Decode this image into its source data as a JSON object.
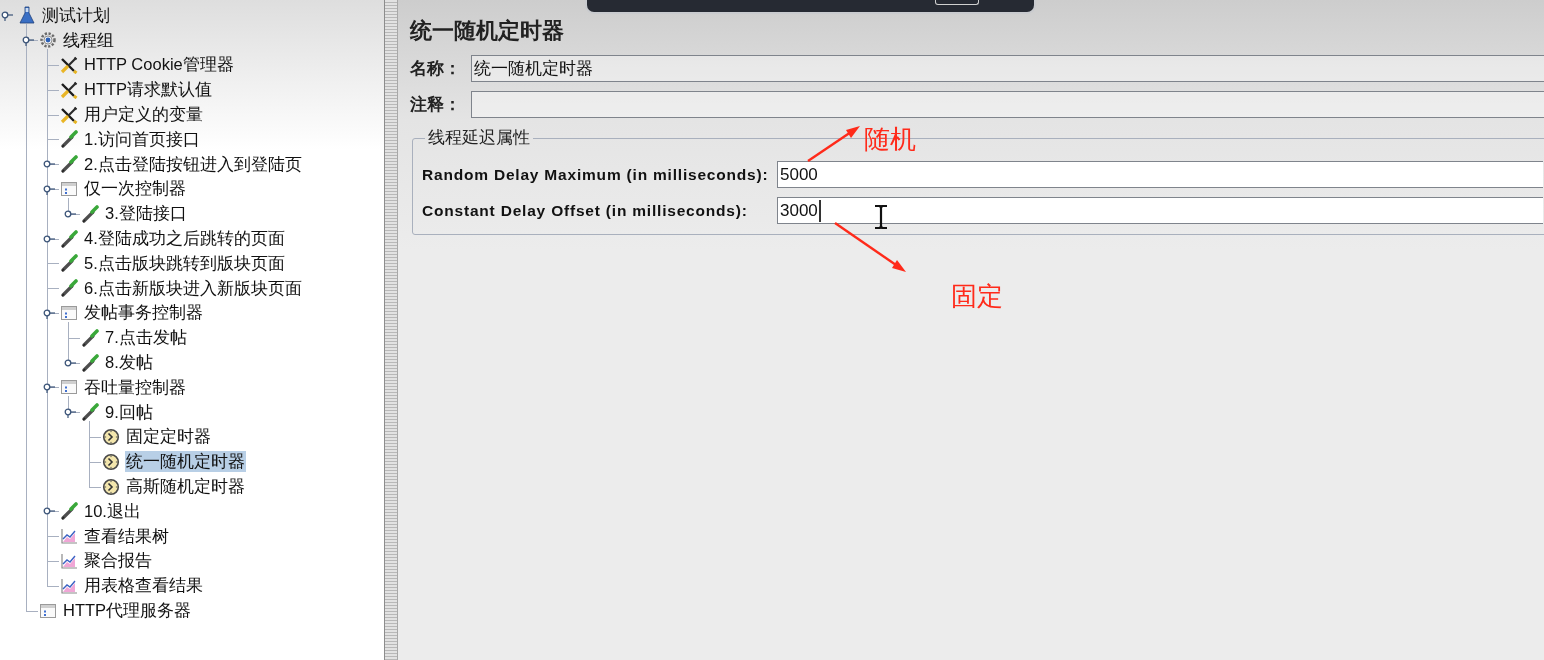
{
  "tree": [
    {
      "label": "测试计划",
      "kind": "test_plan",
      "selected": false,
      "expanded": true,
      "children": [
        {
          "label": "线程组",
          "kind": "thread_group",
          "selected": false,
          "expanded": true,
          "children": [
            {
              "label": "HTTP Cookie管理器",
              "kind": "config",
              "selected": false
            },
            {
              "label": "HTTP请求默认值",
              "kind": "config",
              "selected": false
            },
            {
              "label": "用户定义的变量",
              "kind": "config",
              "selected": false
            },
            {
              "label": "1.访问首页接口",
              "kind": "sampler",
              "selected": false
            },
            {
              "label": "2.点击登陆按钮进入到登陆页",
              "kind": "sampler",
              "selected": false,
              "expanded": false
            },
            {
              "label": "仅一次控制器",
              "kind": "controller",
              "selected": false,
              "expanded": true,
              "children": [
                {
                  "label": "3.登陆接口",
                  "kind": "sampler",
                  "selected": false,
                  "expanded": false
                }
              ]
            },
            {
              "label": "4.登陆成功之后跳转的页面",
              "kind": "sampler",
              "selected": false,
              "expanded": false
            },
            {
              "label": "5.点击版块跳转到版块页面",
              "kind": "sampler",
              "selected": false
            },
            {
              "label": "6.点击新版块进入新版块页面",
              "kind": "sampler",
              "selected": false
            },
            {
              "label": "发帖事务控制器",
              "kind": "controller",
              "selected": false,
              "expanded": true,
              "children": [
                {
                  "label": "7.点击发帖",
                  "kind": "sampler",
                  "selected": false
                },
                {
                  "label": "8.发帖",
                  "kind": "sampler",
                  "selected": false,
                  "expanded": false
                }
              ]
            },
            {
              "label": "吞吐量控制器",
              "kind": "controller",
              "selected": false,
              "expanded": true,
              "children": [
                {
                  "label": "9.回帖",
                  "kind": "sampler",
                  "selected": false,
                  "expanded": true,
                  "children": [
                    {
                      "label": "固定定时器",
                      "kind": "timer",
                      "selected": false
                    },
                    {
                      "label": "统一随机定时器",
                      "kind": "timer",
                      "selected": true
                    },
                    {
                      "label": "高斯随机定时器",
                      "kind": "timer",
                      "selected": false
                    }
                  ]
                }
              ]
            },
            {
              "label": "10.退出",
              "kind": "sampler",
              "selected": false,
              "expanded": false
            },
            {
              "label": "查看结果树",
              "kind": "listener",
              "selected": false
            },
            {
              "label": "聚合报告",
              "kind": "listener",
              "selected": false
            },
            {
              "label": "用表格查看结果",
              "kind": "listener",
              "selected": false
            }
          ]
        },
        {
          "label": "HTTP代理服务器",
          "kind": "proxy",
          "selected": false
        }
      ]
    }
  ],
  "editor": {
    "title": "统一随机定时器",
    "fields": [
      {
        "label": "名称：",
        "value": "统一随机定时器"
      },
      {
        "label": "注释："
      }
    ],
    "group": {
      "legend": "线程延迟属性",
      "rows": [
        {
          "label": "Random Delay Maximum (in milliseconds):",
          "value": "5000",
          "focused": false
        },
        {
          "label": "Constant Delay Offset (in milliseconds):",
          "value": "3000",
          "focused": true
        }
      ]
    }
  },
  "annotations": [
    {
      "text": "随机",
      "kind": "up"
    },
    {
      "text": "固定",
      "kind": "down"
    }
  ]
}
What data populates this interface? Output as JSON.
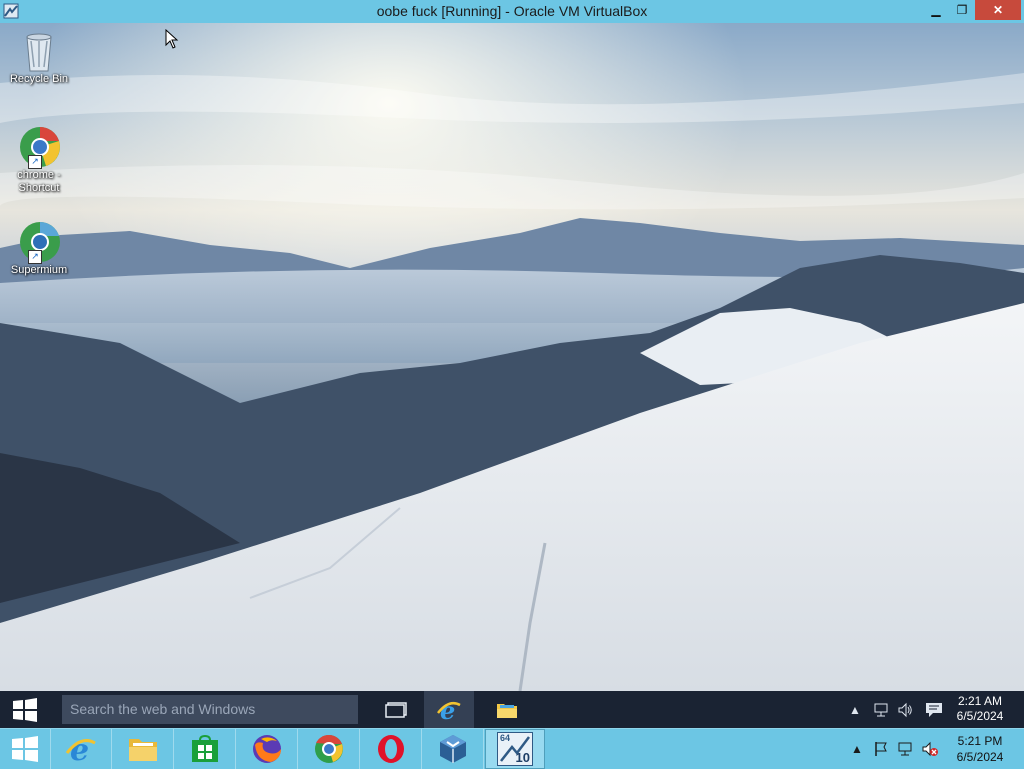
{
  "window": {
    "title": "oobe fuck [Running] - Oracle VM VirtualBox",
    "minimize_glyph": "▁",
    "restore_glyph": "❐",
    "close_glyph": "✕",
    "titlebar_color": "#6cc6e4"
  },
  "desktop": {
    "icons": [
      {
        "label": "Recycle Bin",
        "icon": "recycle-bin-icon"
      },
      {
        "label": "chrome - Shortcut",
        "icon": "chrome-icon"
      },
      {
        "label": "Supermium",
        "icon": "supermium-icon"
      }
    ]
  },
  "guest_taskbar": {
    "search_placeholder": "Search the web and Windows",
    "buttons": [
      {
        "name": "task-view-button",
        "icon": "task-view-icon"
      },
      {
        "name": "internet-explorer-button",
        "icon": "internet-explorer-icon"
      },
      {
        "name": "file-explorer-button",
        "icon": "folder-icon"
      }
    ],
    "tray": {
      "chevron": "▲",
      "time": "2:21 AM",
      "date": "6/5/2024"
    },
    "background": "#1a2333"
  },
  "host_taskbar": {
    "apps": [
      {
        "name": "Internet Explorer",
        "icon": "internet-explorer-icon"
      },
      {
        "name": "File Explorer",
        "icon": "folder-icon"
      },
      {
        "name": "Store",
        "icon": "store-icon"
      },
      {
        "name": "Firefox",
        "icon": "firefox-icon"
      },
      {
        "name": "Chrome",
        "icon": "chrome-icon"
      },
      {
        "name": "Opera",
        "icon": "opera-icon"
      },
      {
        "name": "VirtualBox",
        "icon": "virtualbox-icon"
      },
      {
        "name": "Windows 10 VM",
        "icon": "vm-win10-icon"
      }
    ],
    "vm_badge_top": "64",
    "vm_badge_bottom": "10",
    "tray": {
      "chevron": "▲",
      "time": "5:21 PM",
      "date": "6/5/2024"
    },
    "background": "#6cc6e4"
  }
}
:::::
## What is expected
Of all the lines in the material above, how many contain the word "this"? Give only the count.

## Solution below
2